**Challenge**
Copy out all the lines in the records that include the word "marker".

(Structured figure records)
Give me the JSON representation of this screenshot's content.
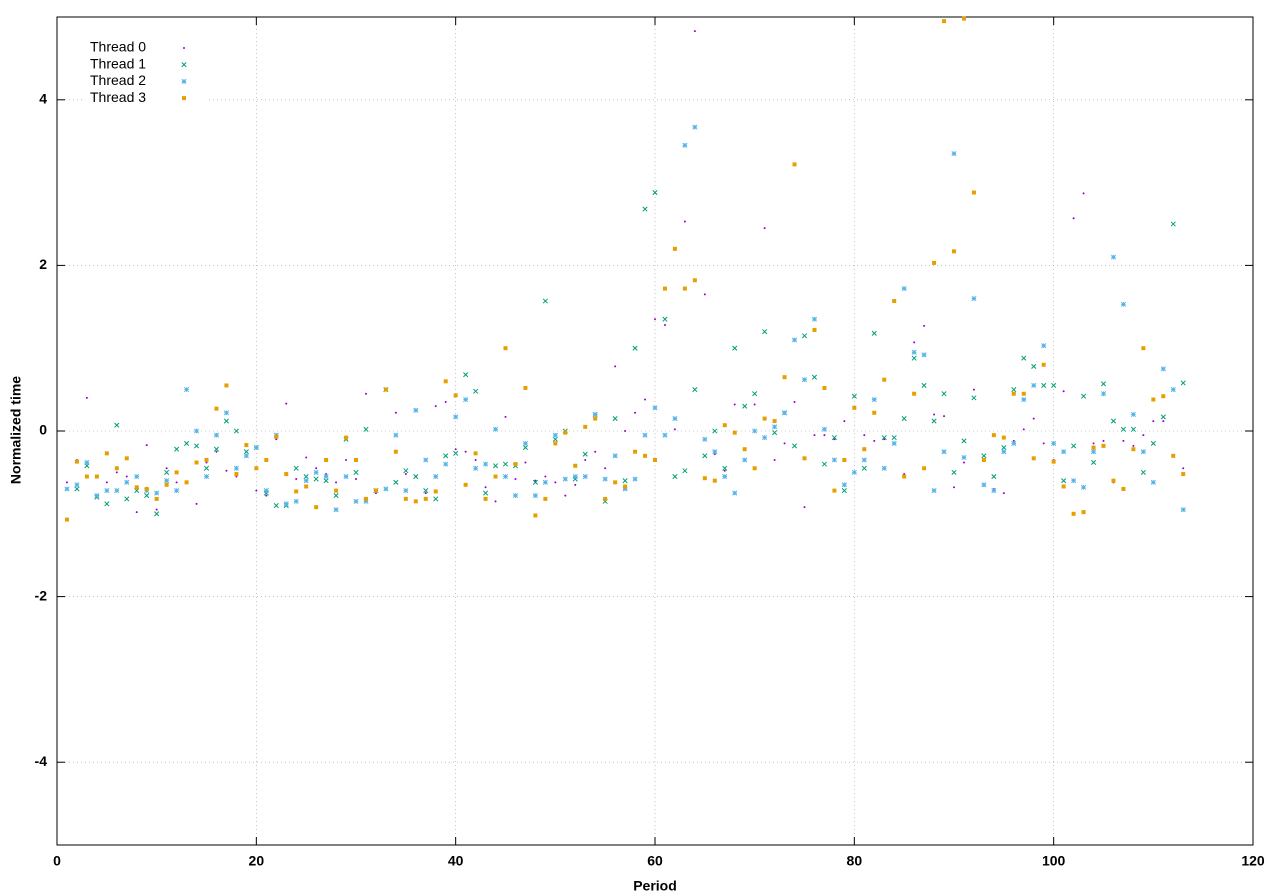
{
  "chart_data": {
    "type": "scatter",
    "xlabel": "Period",
    "ylabel": "Normalized time",
    "xlim": [
      0,
      120
    ],
    "ylim": [
      -5,
      5
    ],
    "xticks": [
      0,
      20,
      40,
      60,
      80,
      100,
      120
    ],
    "yticks": [
      -4,
      -2,
      0,
      2,
      4
    ],
    "grid": true,
    "legend": "top-left",
    "x": [
      1,
      2,
      3,
      4,
      5,
      6,
      7,
      8,
      9,
      10,
      11,
      12,
      13,
      14,
      15,
      16,
      17,
      18,
      19,
      20,
      21,
      22,
      23,
      24,
      25,
      26,
      27,
      28,
      29,
      30,
      31,
      32,
      33,
      34,
      35,
      36,
      37,
      38,
      39,
      40,
      41,
      42,
      43,
      44,
      45,
      46,
      47,
      48,
      49,
      50,
      51,
      52,
      53,
      54,
      55,
      56,
      57,
      58,
      59,
      60,
      61,
      62,
      63,
      64,
      65,
      66,
      67,
      68,
      69,
      70,
      71,
      72,
      73,
      74,
      75,
      76,
      77,
      78,
      79,
      80,
      81,
      82,
      83,
      84,
      85,
      86,
      87,
      88,
      89,
      90,
      91,
      92,
      93,
      94,
      95,
      96,
      97,
      98,
      99,
      100,
      101,
      102,
      103,
      104,
      105,
      106,
      107,
      108,
      109,
      110,
      111,
      112,
      113
    ],
    "series": [
      {
        "name": "Thread 0",
        "color": "#9400d3",
        "marker": "dot",
        "values": [
          -0.62,
          -0.35,
          0.4,
          -0.78,
          -0.62,
          -0.5,
          -0.55,
          -0.98,
          -0.17,
          -0.95,
          -0.45,
          -0.62,
          -0.62,
          -0.88,
          -0.38,
          -0.25,
          -0.48,
          -0.55,
          -0.3,
          -0.72,
          -0.78,
          -0.1,
          0.33,
          -0.58,
          -0.32,
          -0.45,
          -0.52,
          -0.62,
          -0.35,
          -0.58,
          0.45,
          -0.75,
          0.5,
          0.22,
          -0.52,
          -0.55,
          -0.75,
          0.3,
          0.35,
          -0.22,
          -0.25,
          -0.35,
          -0.68,
          -0.85,
          0.17,
          -0.58,
          -0.38,
          -0.6,
          -0.55,
          -0.62,
          -0.78,
          -0.65,
          -0.35,
          -0.25,
          -0.45,
          0.78,
          0.0,
          0.22,
          0.38,
          1.35,
          1.28,
          0.02,
          2.53,
          4.83,
          1.65,
          -0.28,
          -0.48,
          0.32,
          -0.35,
          0.32,
          2.45,
          -0.35,
          -0.15,
          0.35,
          -0.92,
          -0.05,
          -0.05,
          -0.1,
          0.12,
          -0.5,
          -0.05,
          -0.12,
          -0.1,
          -0.15,
          -0.52,
          1.07,
          1.27,
          0.2,
          0.18,
          -0.68,
          -0.38,
          0.5,
          -0.35,
          -0.7,
          -0.75,
          -0.12,
          0.02,
          0.15,
          -0.15,
          -0.35,
          0.48,
          2.57,
          2.87,
          -0.15,
          -0.12,
          -0.62,
          -0.12,
          -0.18,
          -0.05,
          0.12,
          0.12,
          0.5,
          -0.45
        ]
      },
      {
        "name": "Thread 1",
        "color": "#009e73",
        "marker": "cross",
        "values": [
          null,
          -0.7,
          -0.42,
          -0.8,
          -0.88,
          0.07,
          -0.82,
          -0.72,
          -0.78,
          -1.0,
          -0.5,
          -0.22,
          -0.15,
          -0.18,
          -0.45,
          -0.22,
          0.12,
          0.0,
          -0.25,
          -0.2,
          -0.75,
          -0.9,
          -0.9,
          -0.45,
          -0.55,
          -0.58,
          -0.6,
          -0.78,
          -0.1,
          -0.5,
          0.02,
          -0.72,
          0.5,
          -0.62,
          -0.48,
          -0.55,
          -0.72,
          -0.82,
          -0.3,
          -0.27,
          0.68,
          0.48,
          -0.75,
          -0.42,
          -0.4,
          -0.42,
          -0.2,
          -0.62,
          1.57,
          -0.1,
          0.0,
          -0.58,
          -0.28,
          0.2,
          -0.85,
          0.15,
          -0.6,
          1.0,
          2.68,
          2.88,
          1.35,
          -0.55,
          -0.48,
          0.5,
          -0.3,
          0.0,
          -0.45,
          1.0,
          0.3,
          0.45,
          1.2,
          -0.02,
          0.22,
          -0.18,
          1.15,
          0.65,
          -0.4,
          -0.08,
          -0.72,
          0.42,
          -0.45,
          1.18,
          -0.08,
          -0.08,
          0.15,
          0.88,
          0.55,
          0.12,
          0.45,
          -0.5,
          -0.12,
          0.4,
          -0.3,
          -0.55,
          -0.2,
          0.5,
          0.88,
          0.78,
          0.55,
          0.55,
          -0.6,
          -0.18,
          0.42,
          -0.38,
          0.57,
          0.12,
          0.02,
          0.02,
          -0.5,
          -0.15,
          0.17,
          2.5,
          0.58
        ]
      },
      {
        "name": "Thread 2",
        "color": "#56b4e9",
        "marker": "star",
        "values": [
          -0.7,
          -0.65,
          -0.38,
          -0.78,
          -0.72,
          -0.72,
          -0.62,
          -0.55,
          -0.72,
          -0.75,
          -0.6,
          -0.72,
          0.5,
          0.0,
          -0.55,
          -0.05,
          0.22,
          -0.45,
          -0.3,
          -0.2,
          -0.72,
          -0.05,
          -0.88,
          -0.85,
          -0.6,
          -0.5,
          -0.55,
          -0.95,
          -0.55,
          -0.85,
          -0.85,
          -0.72,
          -0.7,
          -0.05,
          -0.72,
          0.25,
          -0.35,
          -0.55,
          -0.4,
          0.17,
          0.38,
          -0.45,
          -0.4,
          0.02,
          -0.55,
          -0.78,
          -0.15,
          -0.78,
          -0.62,
          -0.05,
          -0.58,
          -0.55,
          -0.55,
          0.2,
          -0.58,
          -0.3,
          -0.7,
          -0.58,
          -0.05,
          0.28,
          -0.05,
          0.15,
          3.45,
          3.67,
          -0.1,
          -0.25,
          -0.55,
          -0.75,
          -0.35,
          0.0,
          -0.08,
          0.05,
          0.22,
          1.1,
          0.62,
          1.35,
          0.02,
          -0.35,
          -0.65,
          -0.5,
          -0.35,
          0.38,
          -0.45,
          -0.15,
          1.72,
          0.95,
          0.92,
          -0.72,
          -0.25,
          3.35,
          -0.32,
          1.6,
          -0.65,
          -0.72,
          -0.25,
          -0.15,
          0.38,
          0.55,
          1.03,
          -0.15,
          -0.25,
          -0.6,
          -0.68,
          -0.25,
          0.45,
          2.1,
          1.53,
          0.2,
          -0.25,
          -0.62,
          0.75,
          0.5,
          -0.95
        ]
      },
      {
        "name": "Thread 3",
        "color": "#e69f00",
        "marker": "square",
        "values": [
          -1.07,
          -0.37,
          -0.55,
          -0.55,
          -0.27,
          -0.45,
          -0.33,
          -0.68,
          -0.7,
          -0.82,
          -0.65,
          -0.5,
          -0.62,
          -0.38,
          -0.35,
          0.27,
          0.55,
          -0.52,
          -0.17,
          -0.45,
          -0.35,
          -0.07,
          -0.52,
          -0.73,
          -0.67,
          -0.92,
          -0.35,
          -0.72,
          -0.08,
          -0.35,
          -0.82,
          -0.72,
          0.5,
          -0.25,
          -0.82,
          -0.85,
          -0.82,
          -0.73,
          0.6,
          0.43,
          -0.65,
          -0.27,
          -0.82,
          -0.55,
          1.0,
          -0.4,
          0.52,
          -1.02,
          -0.82,
          -0.15,
          -0.02,
          -0.42,
          0.05,
          0.15,
          -0.82,
          -0.62,
          -0.67,
          -0.25,
          -0.3,
          -0.35,
          1.72,
          2.2,
          1.72,
          1.82,
          -0.57,
          -0.6,
          0.07,
          -0.02,
          -0.22,
          -0.45,
          0.15,
          0.12,
          0.65,
          3.22,
          -0.33,
          1.22,
          0.52,
          -0.72,
          -0.35,
          0.28,
          -0.22,
          0.22,
          0.62,
          1.57,
          -0.55,
          0.45,
          -0.45,
          2.03,
          4.95,
          2.17,
          4.98,
          2.88,
          -0.35,
          -0.05,
          -0.08,
          0.45,
          0.45,
          -0.33,
          0.8,
          -0.37,
          -0.67,
          -1.0,
          -0.98,
          -0.2,
          -0.18,
          -0.6,
          -0.7,
          -0.22,
          1.0,
          0.38,
          0.42,
          -0.3,
          -0.52
        ]
      }
    ]
  }
}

**Full answer**
        "marker": "dot",
        "marker": "cross",
        "marker": "star",
        "marker": "square",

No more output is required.